Direction: Wherever a line holds the word "placeholder", copy that line out.

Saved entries
● ● ●

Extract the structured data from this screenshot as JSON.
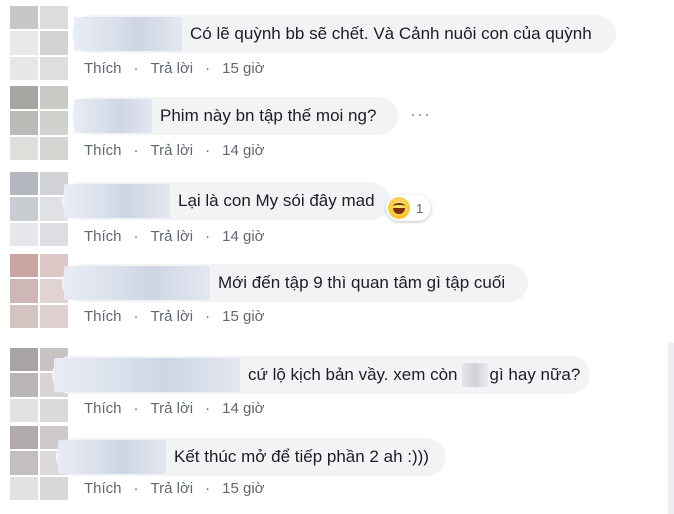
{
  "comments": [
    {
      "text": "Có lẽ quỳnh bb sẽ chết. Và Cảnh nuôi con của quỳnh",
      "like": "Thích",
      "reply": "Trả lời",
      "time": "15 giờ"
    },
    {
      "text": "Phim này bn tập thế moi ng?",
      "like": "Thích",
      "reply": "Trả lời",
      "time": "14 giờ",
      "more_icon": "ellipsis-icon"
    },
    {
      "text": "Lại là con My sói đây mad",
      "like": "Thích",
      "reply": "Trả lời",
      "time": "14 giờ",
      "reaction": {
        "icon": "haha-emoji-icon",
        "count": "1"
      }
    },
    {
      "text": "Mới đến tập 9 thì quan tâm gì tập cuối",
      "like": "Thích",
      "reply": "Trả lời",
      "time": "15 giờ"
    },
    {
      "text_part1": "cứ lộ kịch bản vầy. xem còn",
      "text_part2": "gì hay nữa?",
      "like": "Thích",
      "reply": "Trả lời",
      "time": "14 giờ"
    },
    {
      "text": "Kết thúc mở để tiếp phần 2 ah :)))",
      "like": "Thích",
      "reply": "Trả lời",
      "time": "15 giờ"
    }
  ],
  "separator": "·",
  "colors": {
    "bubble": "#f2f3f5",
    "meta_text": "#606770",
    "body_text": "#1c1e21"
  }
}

● ● ●

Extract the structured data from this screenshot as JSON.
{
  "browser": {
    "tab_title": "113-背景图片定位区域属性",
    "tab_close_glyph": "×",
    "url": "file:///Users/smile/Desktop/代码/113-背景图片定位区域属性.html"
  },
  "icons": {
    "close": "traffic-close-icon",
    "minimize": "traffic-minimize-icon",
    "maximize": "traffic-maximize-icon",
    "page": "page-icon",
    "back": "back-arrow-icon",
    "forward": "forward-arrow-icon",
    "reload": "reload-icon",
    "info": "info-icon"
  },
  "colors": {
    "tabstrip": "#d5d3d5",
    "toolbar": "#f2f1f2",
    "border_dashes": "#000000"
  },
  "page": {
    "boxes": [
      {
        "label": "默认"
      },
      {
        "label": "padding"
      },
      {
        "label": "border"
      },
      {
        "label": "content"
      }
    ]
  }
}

● ● ●

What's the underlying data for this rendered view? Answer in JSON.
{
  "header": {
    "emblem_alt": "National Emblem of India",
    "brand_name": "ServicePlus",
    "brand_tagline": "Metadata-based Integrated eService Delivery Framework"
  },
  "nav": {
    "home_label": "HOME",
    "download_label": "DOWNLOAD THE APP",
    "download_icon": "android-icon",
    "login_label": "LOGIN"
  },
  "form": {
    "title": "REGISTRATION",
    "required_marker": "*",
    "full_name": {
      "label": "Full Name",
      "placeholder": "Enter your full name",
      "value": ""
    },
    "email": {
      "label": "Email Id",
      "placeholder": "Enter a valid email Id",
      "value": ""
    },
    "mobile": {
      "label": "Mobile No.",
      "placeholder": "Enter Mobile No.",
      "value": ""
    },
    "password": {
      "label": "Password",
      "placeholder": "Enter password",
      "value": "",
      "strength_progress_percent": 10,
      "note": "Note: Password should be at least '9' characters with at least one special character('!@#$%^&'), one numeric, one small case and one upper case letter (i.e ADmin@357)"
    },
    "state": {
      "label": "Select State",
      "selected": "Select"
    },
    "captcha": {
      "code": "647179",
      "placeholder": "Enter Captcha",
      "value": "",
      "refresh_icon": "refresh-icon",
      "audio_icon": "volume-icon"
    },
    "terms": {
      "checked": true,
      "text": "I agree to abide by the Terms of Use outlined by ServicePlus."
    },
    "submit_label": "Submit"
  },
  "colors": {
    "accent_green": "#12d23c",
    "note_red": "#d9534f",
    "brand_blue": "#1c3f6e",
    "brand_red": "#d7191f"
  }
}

● ● ●

Result of the task:
      "placeholder": "Enter your full name",
      "placeholder": "Enter a valid email Id",
      "placeholder": "Enter Mobile No.",
      "placeholder": "Enter password",
      "placeholder": "Enter Captcha",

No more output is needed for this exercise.